* START Data to process *

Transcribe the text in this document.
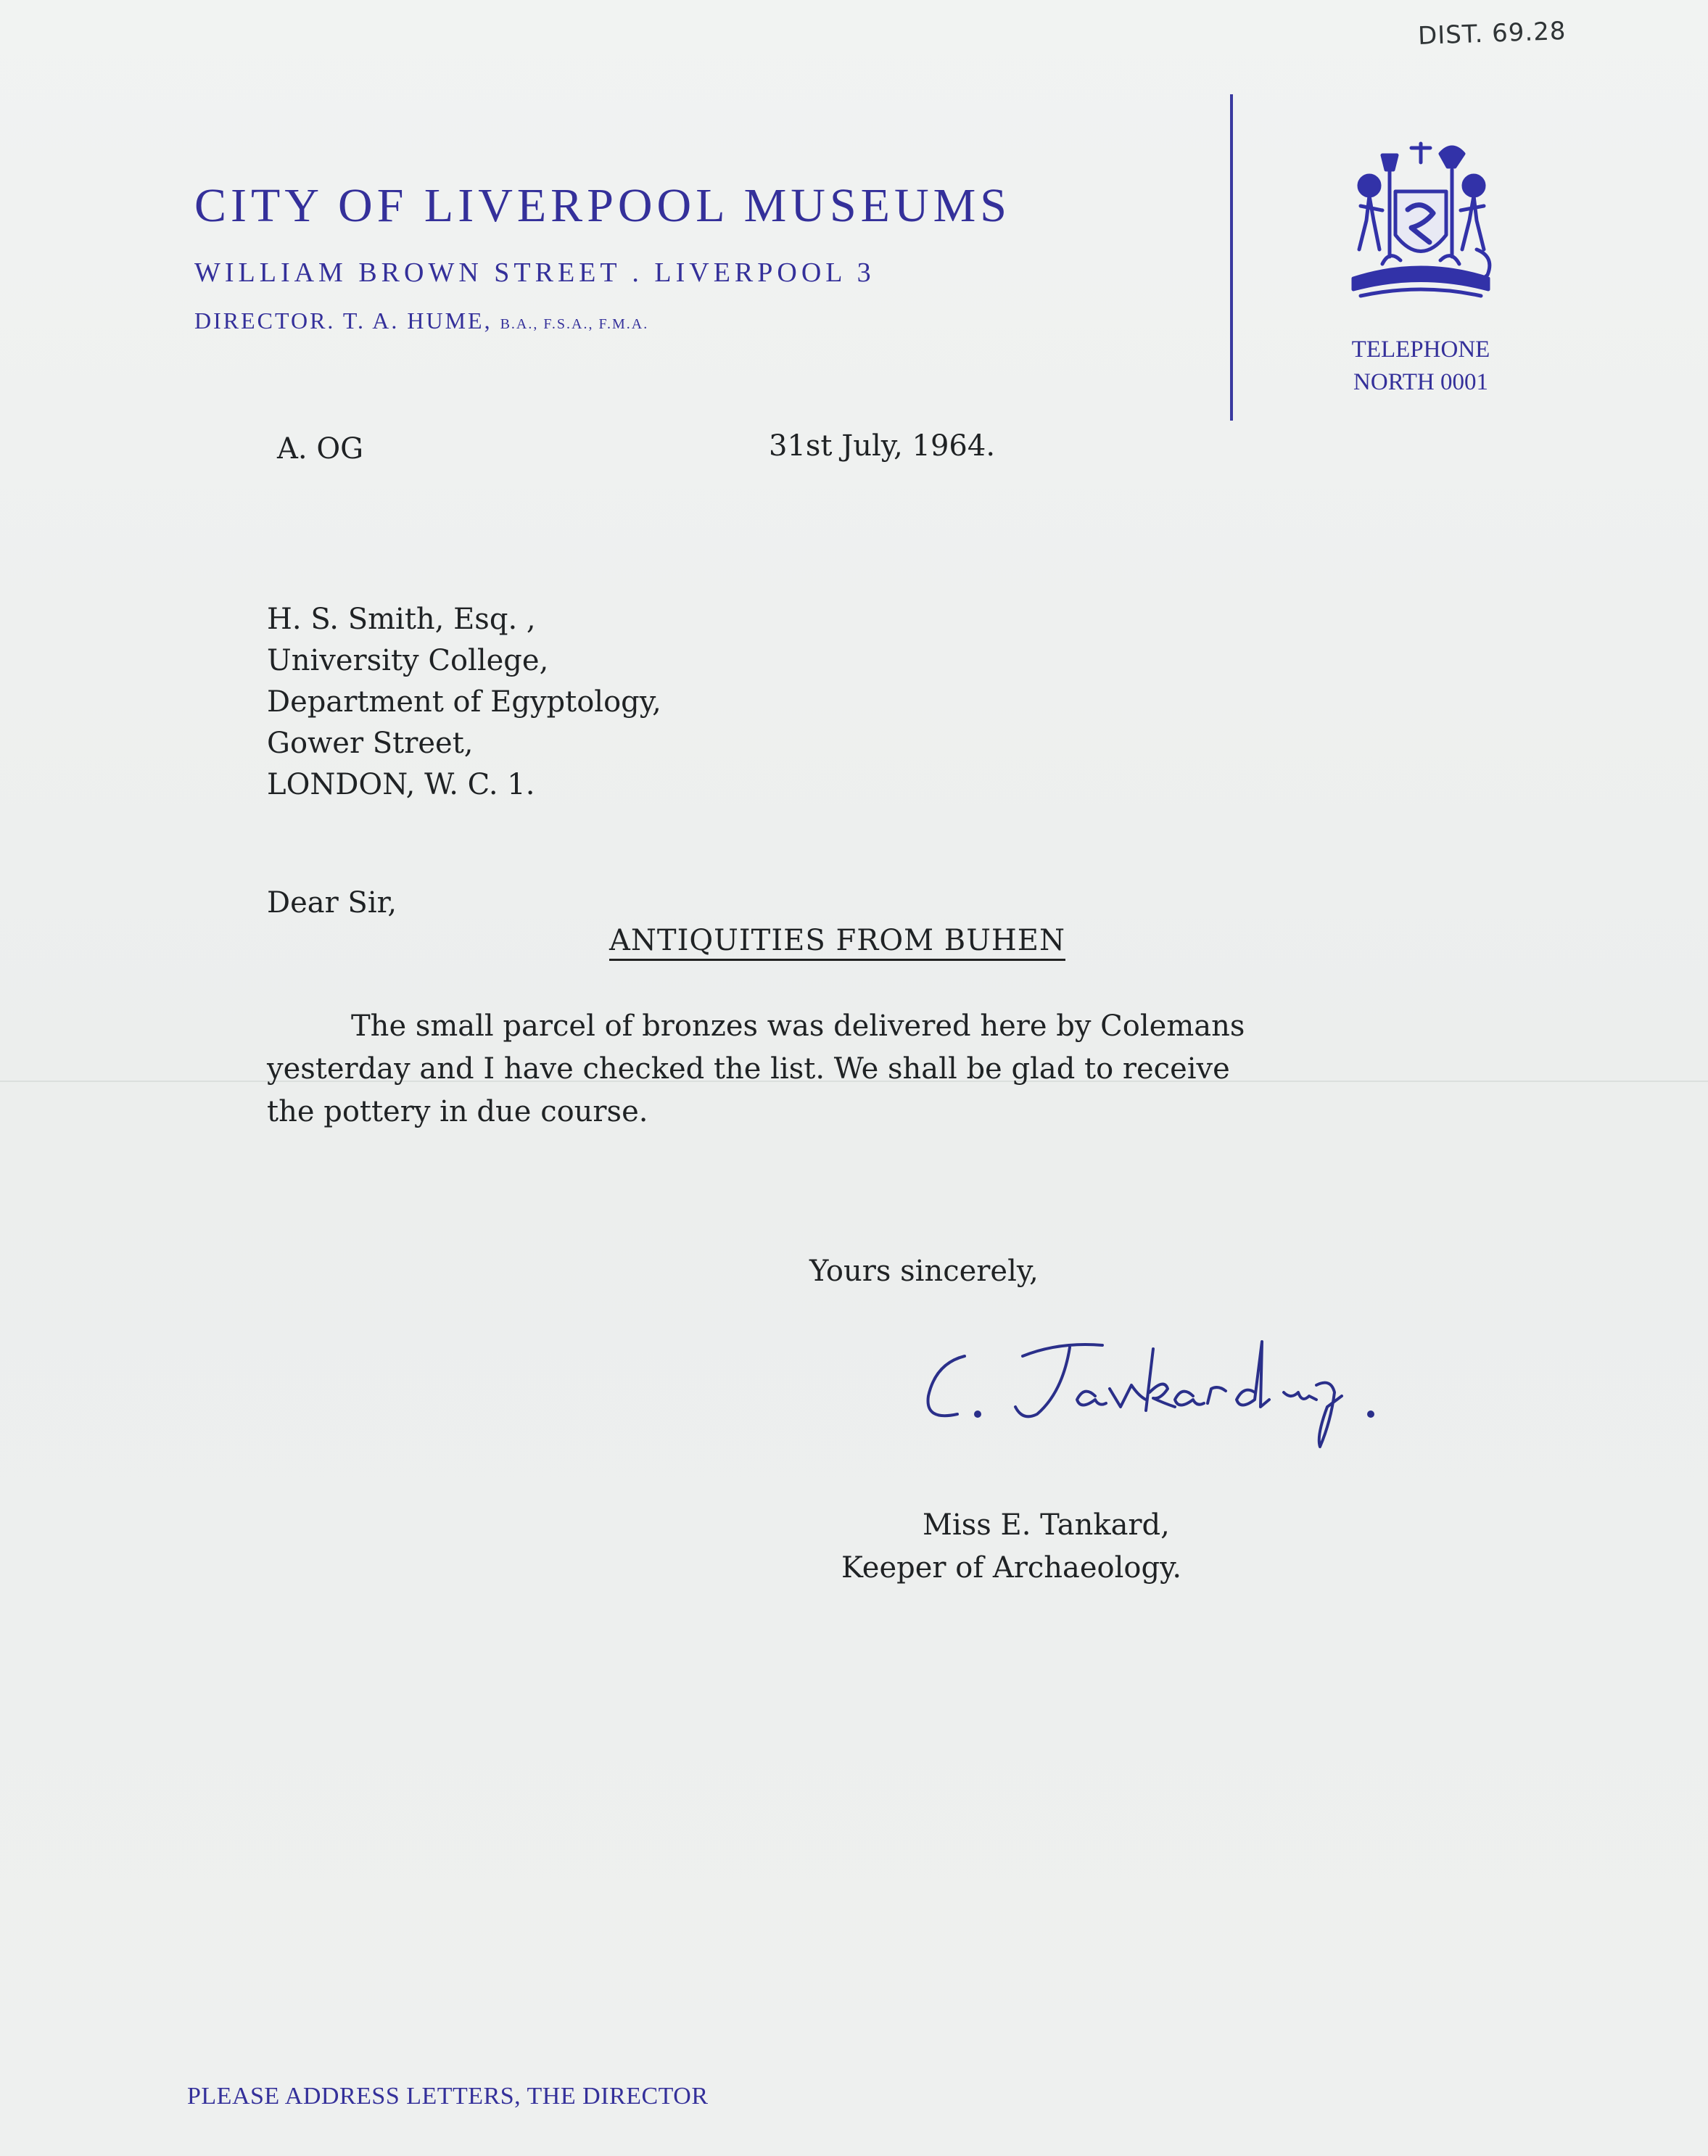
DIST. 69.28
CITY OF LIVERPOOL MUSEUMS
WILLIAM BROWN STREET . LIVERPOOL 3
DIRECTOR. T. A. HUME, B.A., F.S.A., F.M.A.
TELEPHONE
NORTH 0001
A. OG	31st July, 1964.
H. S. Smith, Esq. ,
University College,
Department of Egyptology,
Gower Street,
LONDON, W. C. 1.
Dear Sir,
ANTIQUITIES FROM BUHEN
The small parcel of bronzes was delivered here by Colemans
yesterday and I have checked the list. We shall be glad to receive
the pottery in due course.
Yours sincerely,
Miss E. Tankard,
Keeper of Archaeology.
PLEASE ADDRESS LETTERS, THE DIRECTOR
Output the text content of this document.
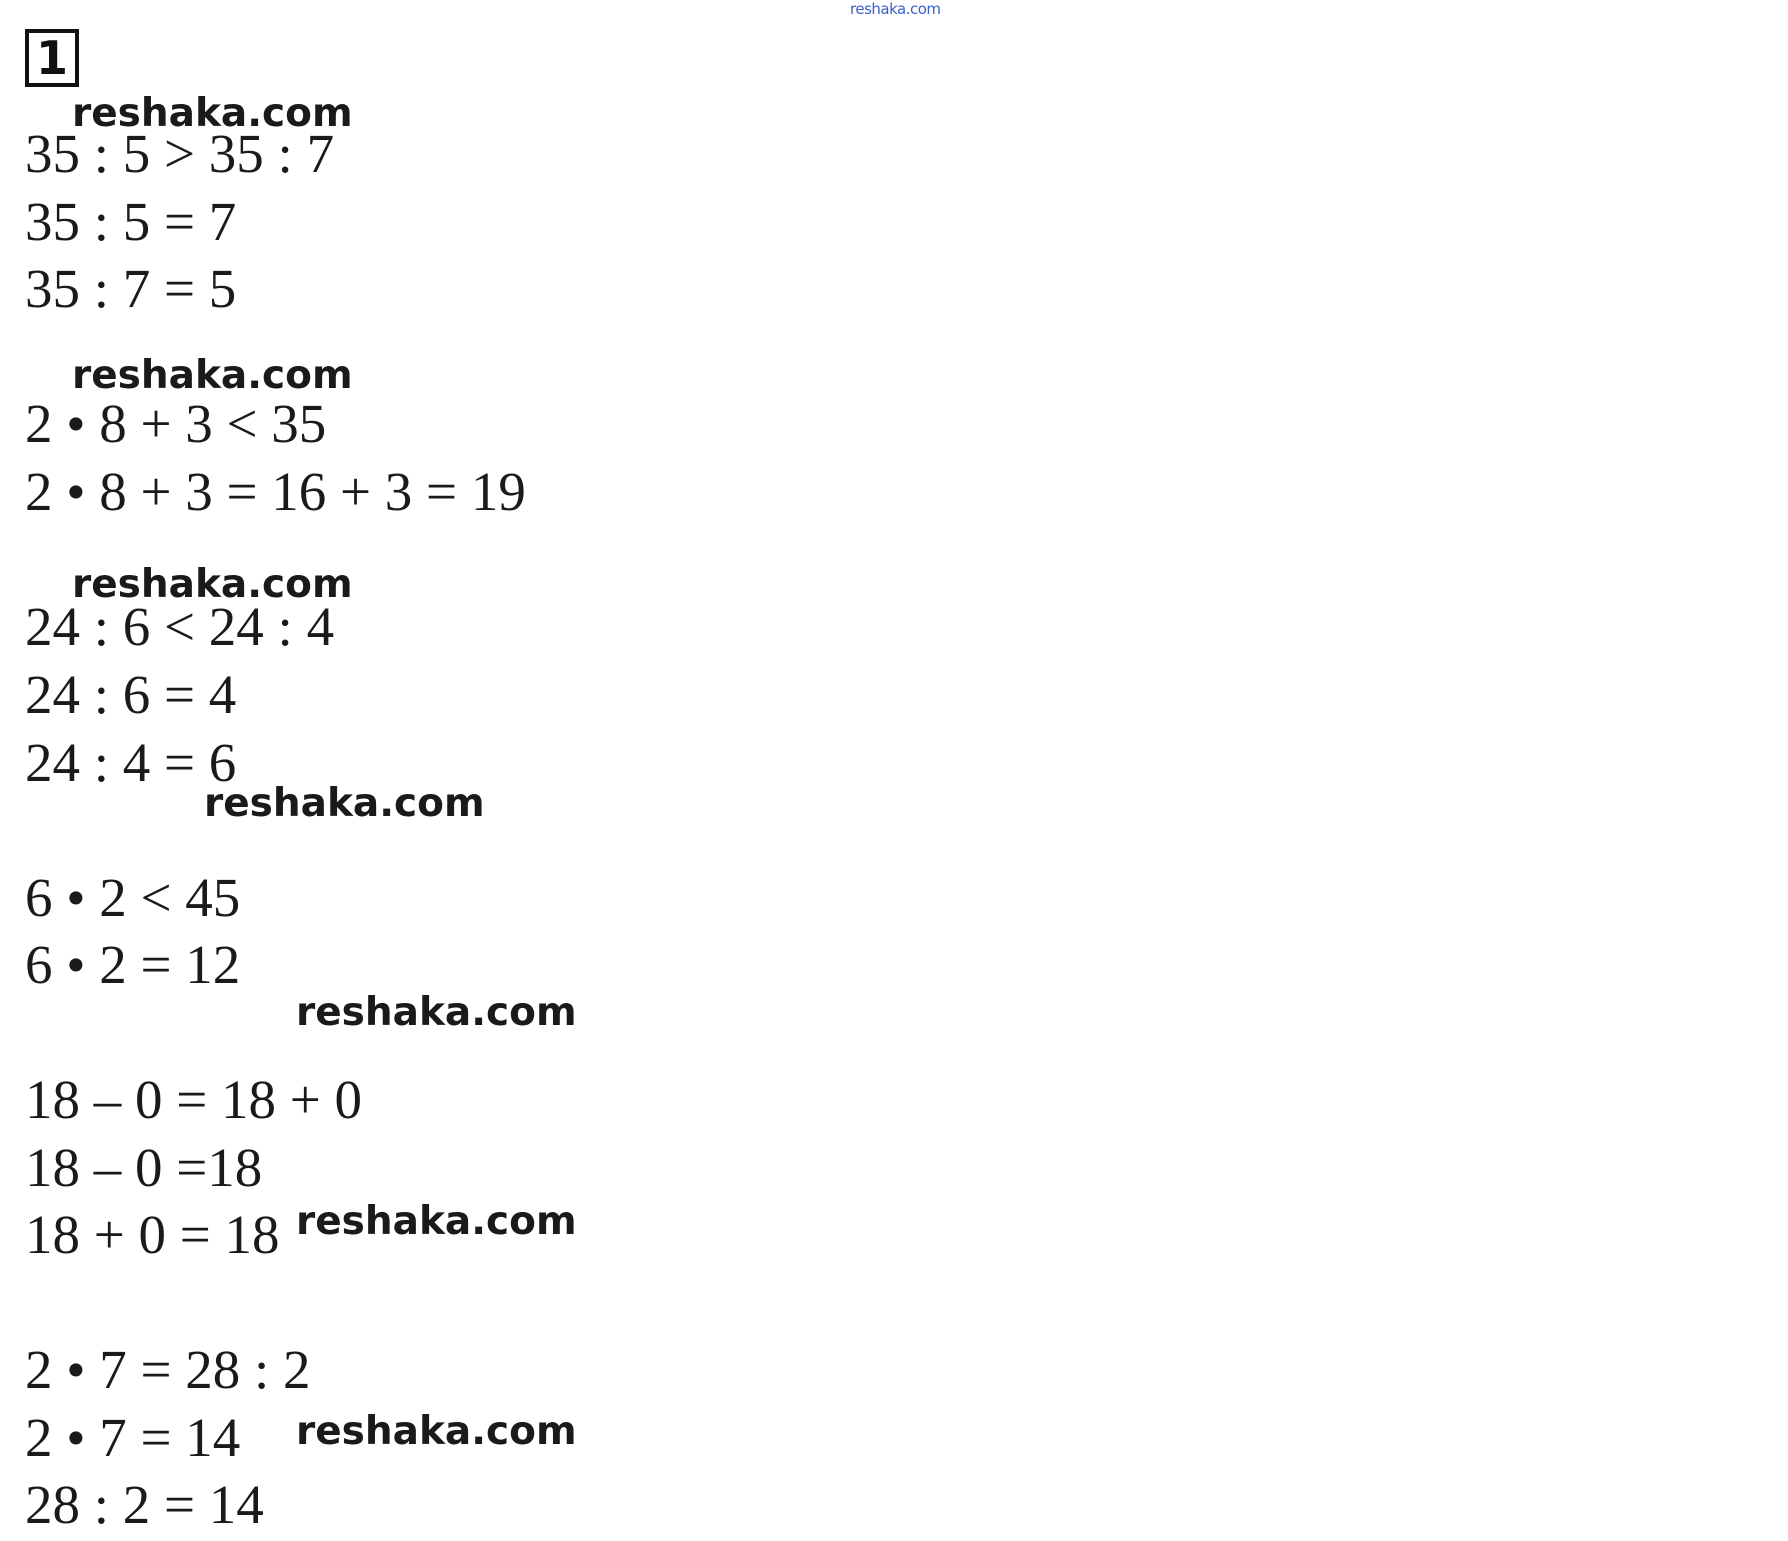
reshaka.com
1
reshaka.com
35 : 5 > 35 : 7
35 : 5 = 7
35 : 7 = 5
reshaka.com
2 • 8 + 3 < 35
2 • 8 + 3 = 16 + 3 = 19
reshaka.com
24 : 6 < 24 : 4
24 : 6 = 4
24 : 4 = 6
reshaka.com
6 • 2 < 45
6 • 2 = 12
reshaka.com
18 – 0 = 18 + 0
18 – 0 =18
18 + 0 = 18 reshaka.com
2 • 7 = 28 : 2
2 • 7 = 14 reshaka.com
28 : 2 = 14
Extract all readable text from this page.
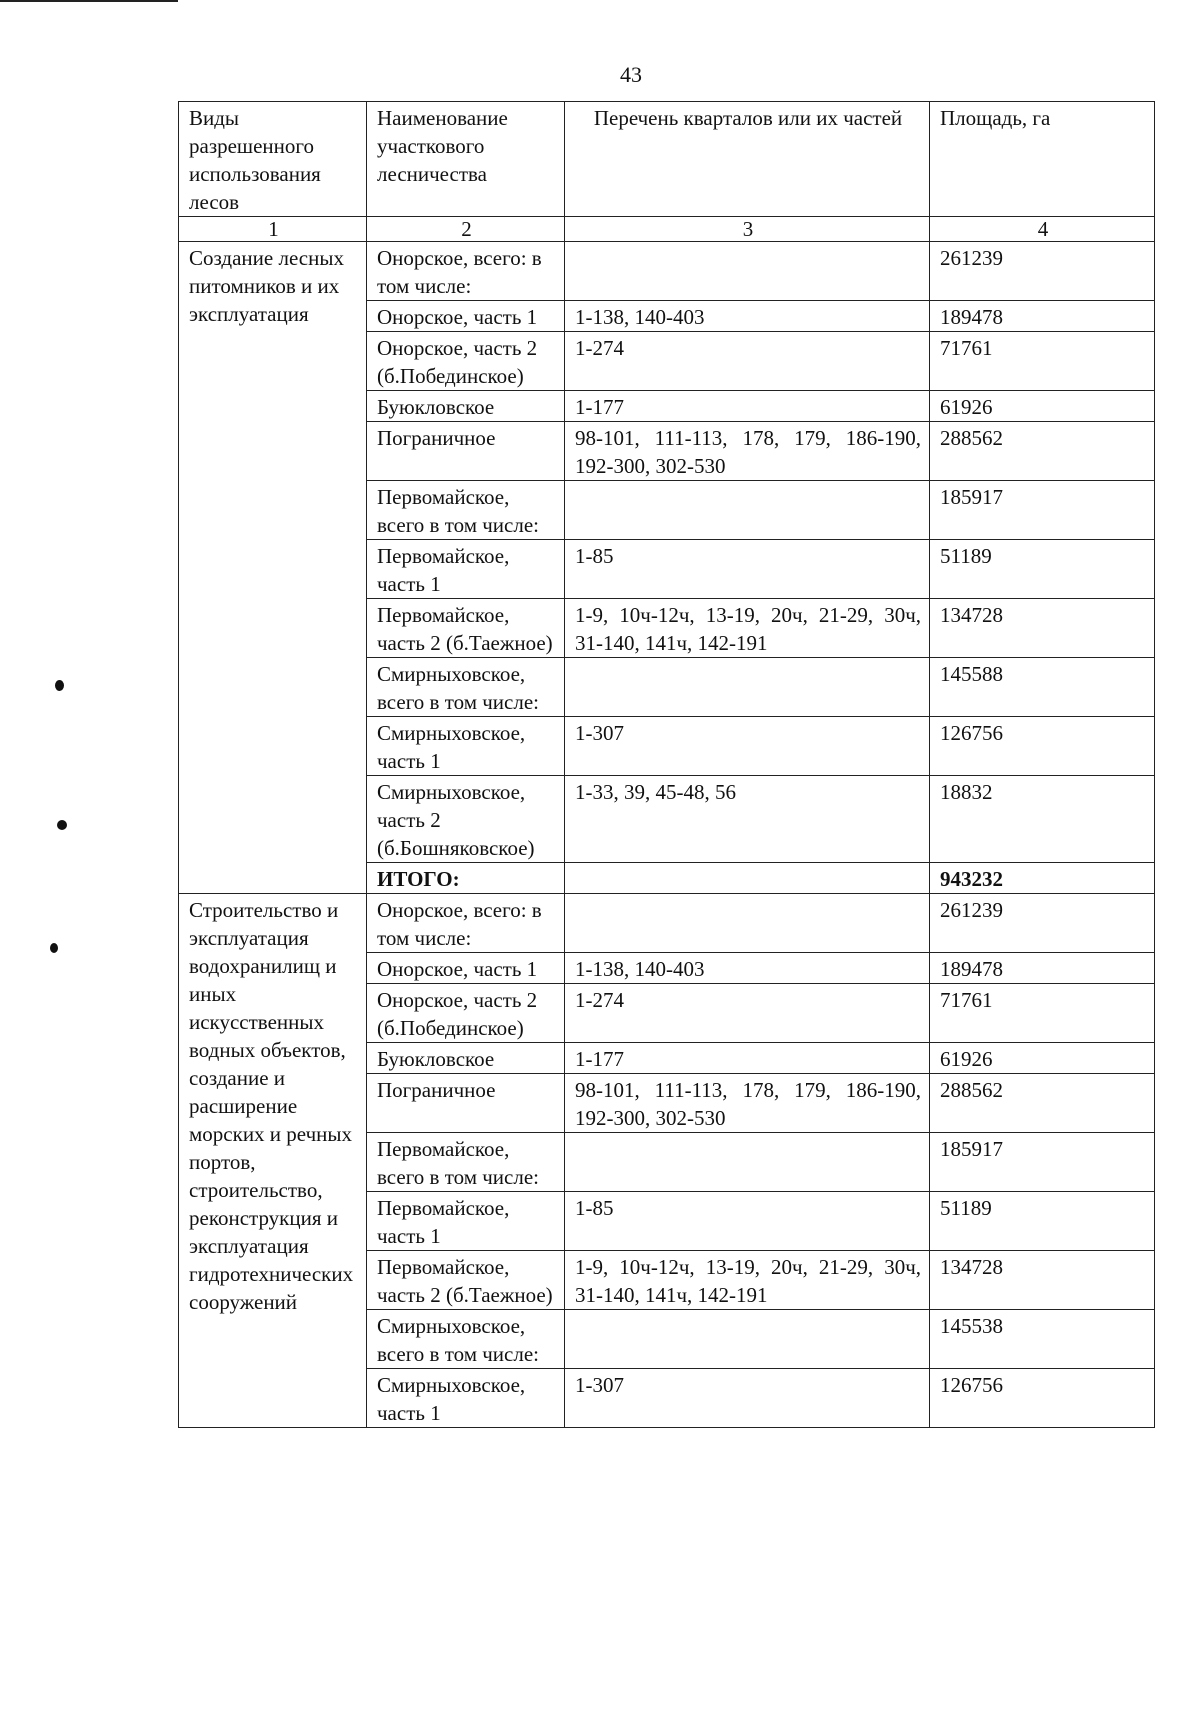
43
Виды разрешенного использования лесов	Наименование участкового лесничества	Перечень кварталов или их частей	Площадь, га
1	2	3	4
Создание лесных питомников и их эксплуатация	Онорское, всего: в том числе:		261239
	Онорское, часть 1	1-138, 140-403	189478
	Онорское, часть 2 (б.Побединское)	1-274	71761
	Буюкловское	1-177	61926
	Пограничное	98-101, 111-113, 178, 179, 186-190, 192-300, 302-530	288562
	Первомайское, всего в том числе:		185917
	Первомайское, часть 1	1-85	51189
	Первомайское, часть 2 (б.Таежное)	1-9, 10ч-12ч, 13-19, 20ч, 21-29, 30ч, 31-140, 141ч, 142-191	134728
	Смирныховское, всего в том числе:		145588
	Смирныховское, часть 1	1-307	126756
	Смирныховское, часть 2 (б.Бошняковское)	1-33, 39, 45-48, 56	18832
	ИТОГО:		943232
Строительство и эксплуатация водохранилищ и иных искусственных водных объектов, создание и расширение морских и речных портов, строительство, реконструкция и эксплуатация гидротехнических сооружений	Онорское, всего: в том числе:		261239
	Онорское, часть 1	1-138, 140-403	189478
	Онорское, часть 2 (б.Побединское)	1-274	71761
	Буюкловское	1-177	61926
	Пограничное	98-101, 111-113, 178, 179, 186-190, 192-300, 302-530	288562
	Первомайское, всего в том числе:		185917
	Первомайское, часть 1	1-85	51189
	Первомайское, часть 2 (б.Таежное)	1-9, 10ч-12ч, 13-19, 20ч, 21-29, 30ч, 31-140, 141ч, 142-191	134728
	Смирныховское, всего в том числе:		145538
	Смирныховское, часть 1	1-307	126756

* END Data to process *

» **Aim of the task**: Repeat the material above word for word, please, apart from its images.

» **Task result**:
Transcribe the text in this document.
DIST. 69.28
CITY OF LIVERPOOL MUSEUMS
WILLIAM BROWN STREET . LIVERPOOL 3
DIRECTOR. T. A. HUME, B.A., F.S.A., F.M.A.
TELEPHONE
NORTH 0001
A. OG	31st July, 1964.
H. S. Smith, Esq. ,
University College,
Department of Egyptology,
Gower Street,
LONDON, W. C. 1.
Dear Sir,
ANTIQUITIES FROM BUHEN
The small parcel of bronzes was delivered here by Colemans
yesterday and I have checked the list. We shall be glad to receive
the pottery in due course.
Yours sincerely,
Miss E. Tankard,
Keeper of Archaeology.
PLEASE ADDRESS LETTERS, THE DIRECTOR
Output the text content of this document.
reshaka.com
1
reshaka.com
35 : 5 > 35 : 7
35 : 5 = 7
35 : 7 = 5
reshaka.com
2 • 8 + 3 < 35
2 • 8 + 3 = 16 + 3 = 19
reshaka.com
24 : 6 < 24 : 4
24 : 6 = 4
24 : 4 = 6
reshaka.com
6 • 2 < 45
6 • 2 = 12
reshaka.com
18 – 0 = 18 + 0
18 – 0 =18
18 + 0 = 18 reshaka.com
2 • 7 = 28 : 2
2 • 7 = 14 reshaka.com
28 : 2 = 14
Extract all readable text from this page.
43
Виды разрешенного использования лесов	Наименование участкового лесничества	Перечень кварталов или их частей	Площадь, га
1	2	3	4
Создание лесных питомников и их эксплуатация	Онорское, всего: в том числе:		261239
	Онорское, часть 1	1-138, 140-403	189478
	Онорское, часть 2 (б.Побединское)	1-274	71761
	Буюкловское	1-177	61926
	Пограничное	98-101, 111-113, 178, 179, 186-190, 192-300, 302-530	288562
	Первомайское, всего в том числе:		185917
	Первомайское, часть 1	1-85	51189
	Первомайское, часть 2 (б.Таежное)	1-9, 10ч-12ч, 13-19, 20ч, 21-29, 30ч, 31-140, 141ч, 142-191	134728
	Смирныховское, всего в том числе:		145588
	Смирныховское, часть 1	1-307	126756
	Смирныховское, часть 2 (б.Бошняковское)	1-33, 39, 45-48, 56	18832
	ИТОГО:		943232
Строительство и эксплуатация водохранилищ и иных искусственных водных объектов, создание и расширение морских и речных портов, строительство, реконструкция и эксплуатация гидротехнических сооружений	Онорское, всего: в том числе:		261239
	Онорское, часть 1	1-138, 140-403	189478
	Онорское, часть 2 (б.Побединское)	1-274	71761
	Буюкловское	1-177	61926
	Пограничное	98-101, 111-113, 178, 179, 186-190, 192-300, 302-530	288562
	Первомайское, всего в том числе:		185917
	Первомайское, часть 1	1-85	51189
	Первомайское, часть 2 (б.Таежное)	1-9, 10ч-12ч, 13-19, 20ч, 21-29, 30ч, 31-140, 141ч, 142-191	134728
	Смирныховское, всего в том числе:		145538
	Смирныховское, часть 1	1-307	126756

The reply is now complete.